▶ [The request]:
Work through the following lines and count those that hold the word "mulig". Reply with that number only.

▶ [Data shown]:

* Begin *

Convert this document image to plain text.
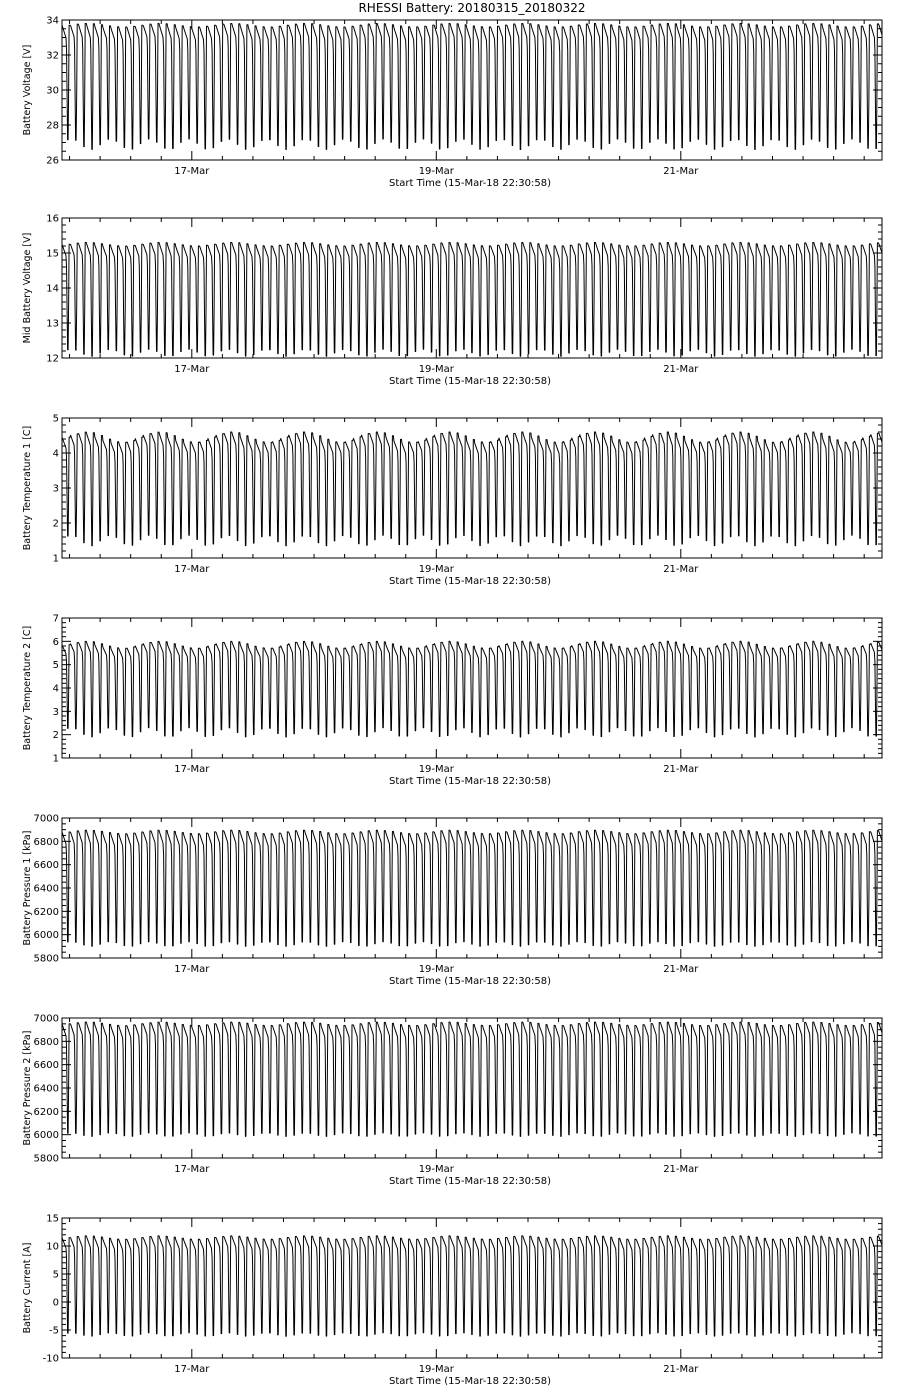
RHESSI Battery: 20180315_20180322
26
28
30
32
34
17-Mar	19-Mar	21-Mar
Start Time (15-Mar-18 22:30:58)
Battery Voltage [V]
12
13
14
15
16
17-Mar	19-Mar	21-Mar
Start Time (15-Mar-18 22:30:58)
Mid Battery Voltage [V]
1
2
3
4
5
17-Mar	19-Mar	21-Mar
Start Time (15-Mar-18 22:30:58)
Battery Temperature 1 [C]
1
2
3
4
5
6
7
17-Mar	19-Mar	21-Mar
Start Time (15-Mar-18 22:30:58)
Battery Temperature 2 [C]
5800
6000
6200
6400
6600
6800
7000
17-Mar	19-Mar	21-Mar
Start Time (15-Mar-18 22:30:58)
Battery Pressure 1 [kPa]
5800
6000
6200
6400
6600
6800
7000
17-Mar	19-Mar	21-Mar
Start Time (15-Mar-18 22:30:58)
Battery Pressure 2 [kPa]
-10
-5
0
5
10
15
17-Mar	19-Mar	21-Mar
Start Time (15-Mar-18 22:30:58)
Battery Current [A]
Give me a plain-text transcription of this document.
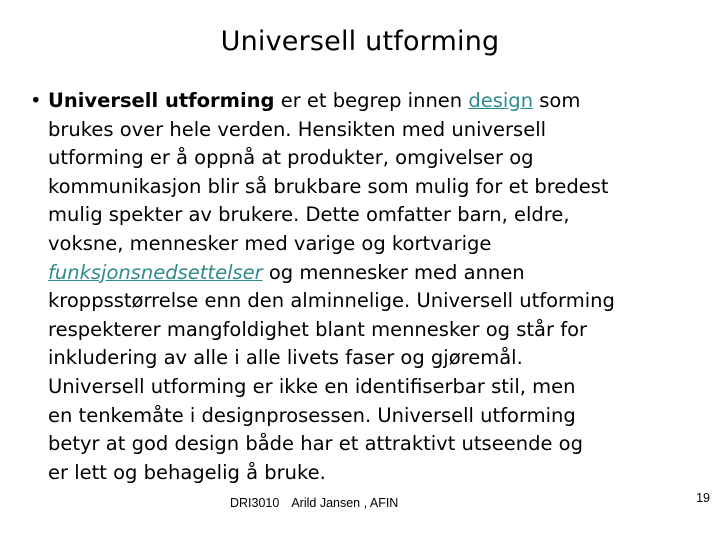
Universell utforming
• Universell utforming er et begrep innen design som
brukes over hele verden. Hensikten med universell
utforming er å oppnå at produkter, omgivelser og
kommunikasjon blir så brukbare som mulig for et bredest
mulig spekter av brukere. Dette omfatter barn, eldre,
voksne, mennesker med varige og kortvarige
funksjonsnedsettelser og mennesker med annen
kroppsstørrelse enn den alminnelige. Universell utforming
respekterer mangfoldighet blant mennesker og står for
inkludering av alle i alle livets faser og gjøremål.
Universell utforming er ikke en identifiserbar stil, men
en tenkemåte i designprosessen. Universell utforming
betyr at god design både har et attraktivt utseende og
er lett og behagelig å bruke.
DRI3010 Arild Jansen , AFIN	19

* End *

▶ [Complete output]:
2